=== What this task involves ===
Copy out, word for word, every line of the items from the one containing "y-tick-label: 4 [130,411,142,433]" through the last line of the items, including both of those lines.

○ ○ ○ ○ ○

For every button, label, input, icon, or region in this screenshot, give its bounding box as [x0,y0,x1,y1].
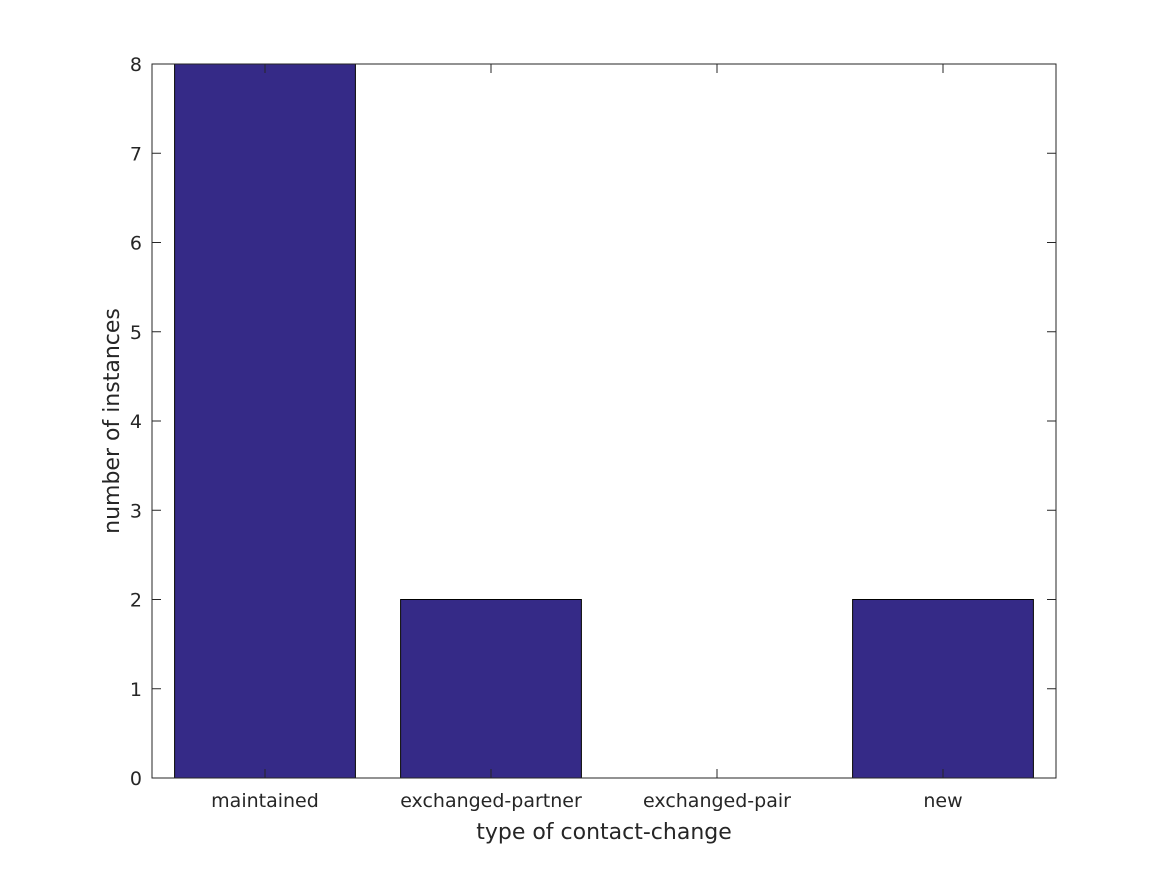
y-tick-label: 4 [130,411,142,433]
bars-group [174,63,1034,779]
y-tick-label: 6 [130,233,142,255]
x-axis-label: type of contact-change [476,820,732,845]
bar-maintained [174,63,356,779]
y-tick-label: 7 [130,143,142,165]
y-tick-label: 0 [130,768,142,790]
bar-exchanged-partner [400,599,582,779]
x-tick-label: new [923,790,962,812]
y-tick-label: 2 [130,590,142,612]
y-tick-label: 1 [130,679,142,701]
x-tick-label: exchanged-pair [643,790,791,812]
x-axis-ticks: maintained exchanged-partner exchanged-pai… [211,64,963,812]
y-axis-label: number of instances [100,308,125,534]
x-tick-label: maintained [211,790,319,812]
bar-new [852,599,1034,779]
y-tick-label: 8 [130,54,142,76]
y-tick-label: 3 [130,500,142,522]
y-axis-ticks: 0 1 2 3 4 5 6 7 8 [130,54,1056,790]
y-tick-label: 5 [130,322,142,344]
x-tick-label: exchanged-partner [400,790,582,812]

○ ○ ○ ○ ○

=== Correct output ===
y-tick-label: 4 [130,411,142,433]
bars-group [174,63,1034,779]
y-tick-label: 6 [130,233,142,255]
x-axis-label: type of contact-change [476,820,732,845]
bar-maintained [174,63,356,779]
y-tick-label: 7 [130,143,142,165]
y-tick-label: 0 [130,768,142,790]
bar-exchanged-partner [400,599,582,779]
x-tick-label: new [923,790,962,812]
y-tick-label: 2 [130,590,142,612]
y-tick-label: 1 [130,679,142,701]
x-tick-label: exchanged-pair [643,790,791,812]
x-axis-ticks: maintained exchanged-partner exchanged-pai… [211,64,963,812]
y-axis-label: number of instances [100,308,125,534]
x-tick-label: maintained [211,790,319,812]
bar-new [852,599,1034,779]
y-tick-label: 8 [130,54,142,76]
y-tick-label: 3 [130,500,142,522]
y-axis-ticks: 0 1 2 3 4 5 6 7 8 [130,54,1056,790]
y-tick-label: 5 [130,322,142,344]
x-tick-label: exchanged-partner [400,790,582,812]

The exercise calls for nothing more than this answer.